## WHAT TO PRODUCE
Images appear in the records below; leave them out and repeat everything else exactly.

## STORED ROWS

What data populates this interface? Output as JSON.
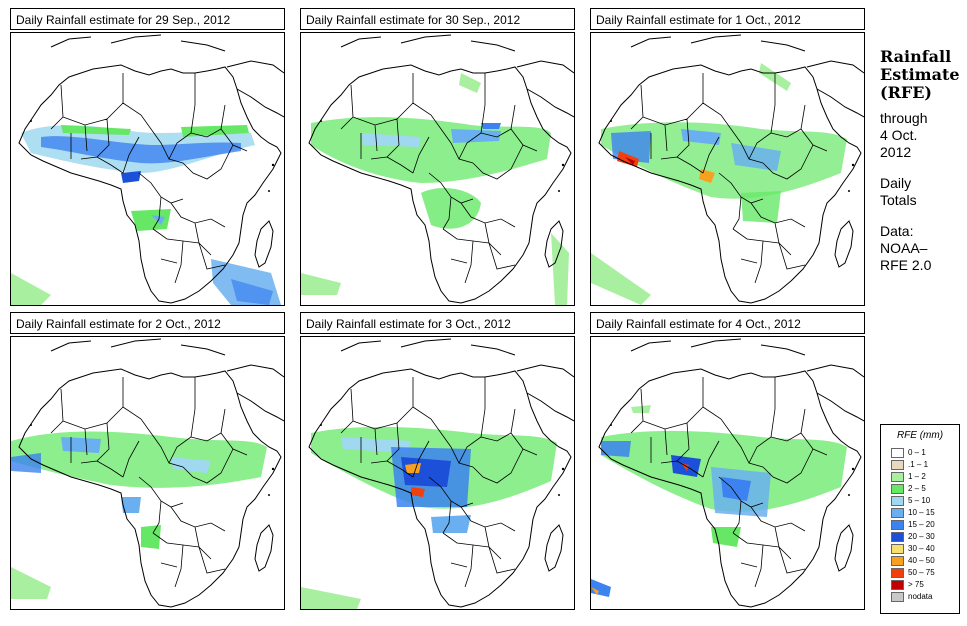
{
  "maps": [
    {
      "title": "Daily Rainfall estimate for  29 Sep., 2012"
    },
    {
      "title": "Daily Rainfall estimate for  30 Sep., 2012"
    },
    {
      "title": "Daily Rainfall estimate for  1 Oct., 2012"
    },
    {
      "title": "Daily Rainfall estimate for  2 Oct., 2012"
    },
    {
      "title": "Daily Rainfall estimate for  3 Oct., 2012"
    },
    {
      "title": "Daily Rainfall estimate for  4 Oct., 2012"
    }
  ],
  "sidebar": {
    "title_line1": "Rainfall",
    "title_line2": "Estimate",
    "title_line3": "(RFE)",
    "through": "through",
    "date_line1": "4 Oct.",
    "date_line2": "2012",
    "daily": "Daily",
    "totals": "Totals",
    "data_label": "Data:",
    "source_line1": "NOAA–",
    "source_line2": "RFE 2.0"
  },
  "legend": {
    "title": "RFE (mm)",
    "items": [
      {
        "label": "0 – 1",
        "color": "#ffffff"
      },
      {
        "label": ".1 – 1",
        "color": "#e8d8c0"
      },
      {
        "label": "1 – 2",
        "color": "#a8f0a0"
      },
      {
        "label": "2 – 5",
        "color": "#66e866"
      },
      {
        "label": "5 – 10",
        "color": "#a0d8f0"
      },
      {
        "label": "10 – 15",
        "color": "#6ab0f0"
      },
      {
        "label": "15 – 20",
        "color": "#3c82f0"
      },
      {
        "label": "20 – 30",
        "color": "#1c50d8"
      },
      {
        "label": "30 – 40",
        "color": "#f8e070"
      },
      {
        "label": "40 – 50",
        "color": "#f8a020"
      },
      {
        "label": "50 – 75",
        "color": "#f04010"
      },
      {
        "label": "> 75",
        "color": "#c00000"
      },
      {
        "label": "nodata",
        "color": "#c8c8c8"
      }
    ]
  }
}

## WORKED SOLUTION
What data populates this interface? Output as JSON.
{
  "maps": [
    {
      "title": "Daily Rainfall estimate for  29 Sep., 2012"
    },
    {
      "title": "Daily Rainfall estimate for  30 Sep., 2012"
    },
    {
      "title": "Daily Rainfall estimate for  1 Oct., 2012"
    },
    {
      "title": "Daily Rainfall estimate for  2 Oct., 2012"
    },
    {
      "title": "Daily Rainfall estimate for  3 Oct., 2012"
    },
    {
      "title": "Daily Rainfall estimate for  4 Oct., 2012"
    }
  ],
  "sidebar": {
    "title_line1": "Rainfall",
    "title_line2": "Estimate",
    "title_line3": "(RFE)",
    "through": "through",
    "date_line1": "4 Oct.",
    "date_line2": "2012",
    "daily": "Daily",
    "totals": "Totals",
    "data_label": "Data:",
    "source_line1": "NOAA–",
    "source_line2": "RFE 2.0"
  },
  "legend": {
    "title": "RFE (mm)",
    "items": [
      {
        "label": "0 – 1",
        "color": "#ffffff"
      },
      {
        "label": ".1 – 1",
        "color": "#e8d8c0"
      },
      {
        "label": "1 – 2",
        "color": "#a8f0a0"
      },
      {
        "label": "2 – 5",
        "color": "#66e866"
      },
      {
        "label": "5 – 10",
        "color": "#a0d8f0"
      },
      {
        "label": "10 – 15",
        "color": "#6ab0f0"
      },
      {
        "label": "15 – 20",
        "color": "#3c82f0"
      },
      {
        "label": "20 – 30",
        "color": "#1c50d8"
      },
      {
        "label": "30 – 40",
        "color": "#f8e070"
      },
      {
        "label": "40 – 50",
        "color": "#f8a020"
      },
      {
        "label": "50 – 75",
        "color": "#f04010"
      },
      {
        "label": "> 75",
        "color": "#c00000"
      },
      {
        "label": "nodata",
        "color": "#c8c8c8"
      }
    ]
  }
}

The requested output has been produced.